* Aim:
Find every line in the records below that holds the word "Входящий", and copy each one.

* Data listing:

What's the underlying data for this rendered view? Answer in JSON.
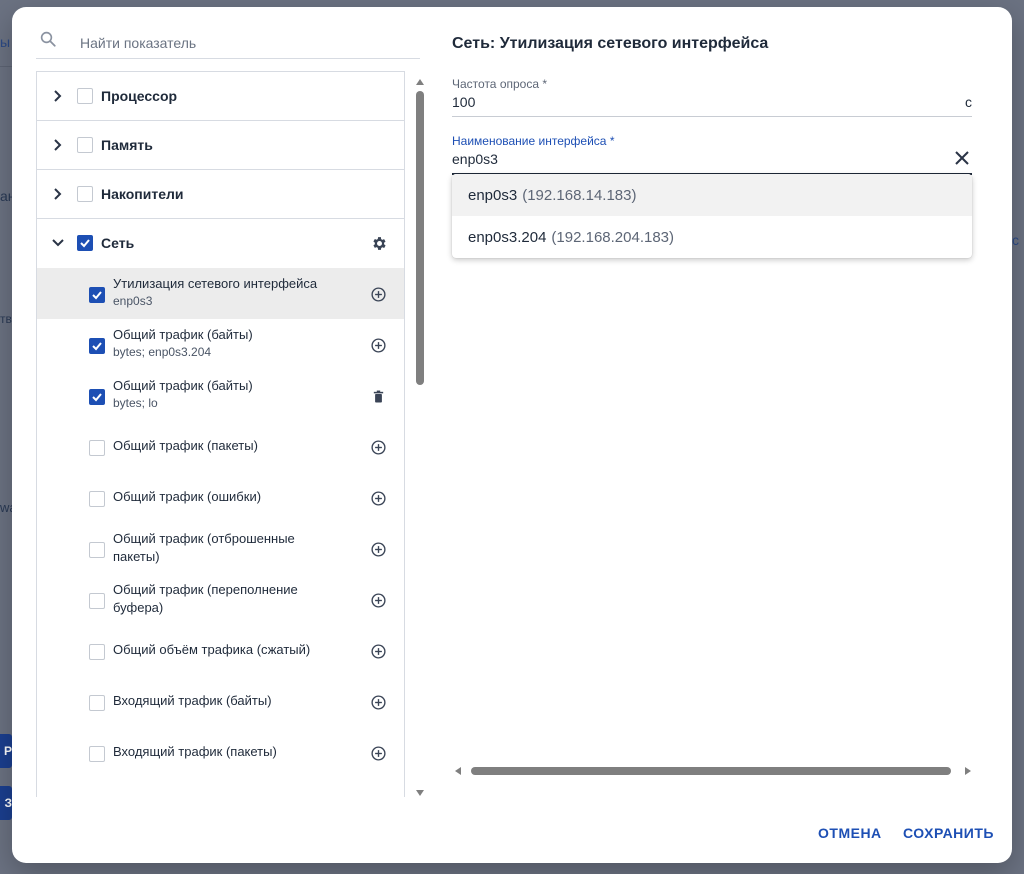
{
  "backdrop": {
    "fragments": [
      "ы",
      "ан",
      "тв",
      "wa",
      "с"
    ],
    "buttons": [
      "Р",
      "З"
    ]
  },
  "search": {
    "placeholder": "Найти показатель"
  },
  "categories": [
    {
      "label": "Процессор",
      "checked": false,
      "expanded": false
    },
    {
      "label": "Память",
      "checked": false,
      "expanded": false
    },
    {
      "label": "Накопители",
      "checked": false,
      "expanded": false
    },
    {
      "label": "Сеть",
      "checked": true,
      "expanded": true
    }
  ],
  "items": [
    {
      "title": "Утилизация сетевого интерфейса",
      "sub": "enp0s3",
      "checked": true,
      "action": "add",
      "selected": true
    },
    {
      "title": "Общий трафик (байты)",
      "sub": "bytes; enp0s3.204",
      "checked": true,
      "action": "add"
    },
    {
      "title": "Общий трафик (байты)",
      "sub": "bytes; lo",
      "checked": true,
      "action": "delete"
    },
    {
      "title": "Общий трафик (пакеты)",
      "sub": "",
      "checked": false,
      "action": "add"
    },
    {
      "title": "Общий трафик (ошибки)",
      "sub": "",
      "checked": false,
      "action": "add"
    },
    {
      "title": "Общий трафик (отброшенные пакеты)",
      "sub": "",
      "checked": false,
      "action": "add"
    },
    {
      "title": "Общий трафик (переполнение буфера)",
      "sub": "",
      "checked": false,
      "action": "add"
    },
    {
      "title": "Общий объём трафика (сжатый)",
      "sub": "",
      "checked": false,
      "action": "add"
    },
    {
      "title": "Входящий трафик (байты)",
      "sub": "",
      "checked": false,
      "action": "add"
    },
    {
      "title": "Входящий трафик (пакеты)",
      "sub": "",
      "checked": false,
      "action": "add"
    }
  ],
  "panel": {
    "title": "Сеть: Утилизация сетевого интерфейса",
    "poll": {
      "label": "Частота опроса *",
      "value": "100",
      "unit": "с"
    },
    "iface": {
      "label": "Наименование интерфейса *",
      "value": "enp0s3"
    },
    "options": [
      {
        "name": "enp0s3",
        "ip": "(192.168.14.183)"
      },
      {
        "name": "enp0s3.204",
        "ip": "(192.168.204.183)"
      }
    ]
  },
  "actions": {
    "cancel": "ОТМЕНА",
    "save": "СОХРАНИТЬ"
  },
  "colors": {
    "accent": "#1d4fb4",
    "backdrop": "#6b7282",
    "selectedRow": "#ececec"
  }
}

--

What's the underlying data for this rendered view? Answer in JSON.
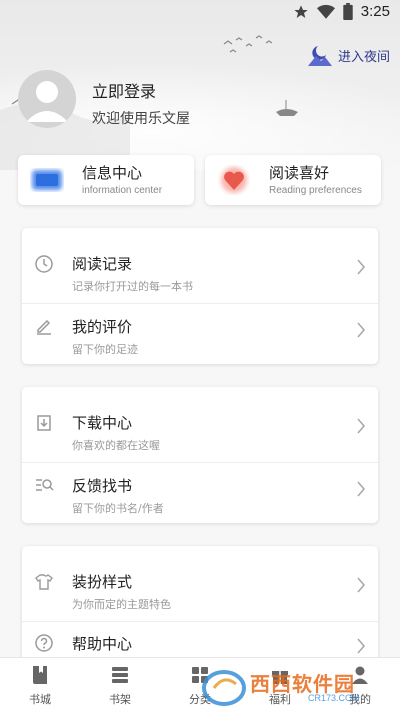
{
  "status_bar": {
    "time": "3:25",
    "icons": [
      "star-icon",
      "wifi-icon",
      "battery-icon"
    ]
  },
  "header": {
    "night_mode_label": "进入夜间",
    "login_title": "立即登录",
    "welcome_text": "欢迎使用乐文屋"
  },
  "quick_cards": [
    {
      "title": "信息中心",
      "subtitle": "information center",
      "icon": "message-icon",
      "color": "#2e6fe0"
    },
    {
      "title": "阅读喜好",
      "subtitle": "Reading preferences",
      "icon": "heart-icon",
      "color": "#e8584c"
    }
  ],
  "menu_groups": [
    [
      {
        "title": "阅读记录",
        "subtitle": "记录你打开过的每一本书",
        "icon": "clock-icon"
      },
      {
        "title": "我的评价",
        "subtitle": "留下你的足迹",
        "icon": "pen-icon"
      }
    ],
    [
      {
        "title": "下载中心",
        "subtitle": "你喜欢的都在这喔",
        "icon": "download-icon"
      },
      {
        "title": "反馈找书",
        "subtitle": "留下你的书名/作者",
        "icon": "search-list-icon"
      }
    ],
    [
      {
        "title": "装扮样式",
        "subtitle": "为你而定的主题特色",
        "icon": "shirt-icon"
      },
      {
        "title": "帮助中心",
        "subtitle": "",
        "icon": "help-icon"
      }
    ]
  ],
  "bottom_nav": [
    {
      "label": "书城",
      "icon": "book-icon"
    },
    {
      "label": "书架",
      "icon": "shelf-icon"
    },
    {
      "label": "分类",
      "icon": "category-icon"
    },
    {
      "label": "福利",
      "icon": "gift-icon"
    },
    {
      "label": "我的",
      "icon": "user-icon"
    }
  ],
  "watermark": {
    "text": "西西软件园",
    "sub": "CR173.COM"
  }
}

* Exercise result:
      "title": "Входящий трафик (байты)",
      "title": "Входящий трафик (пакеты)",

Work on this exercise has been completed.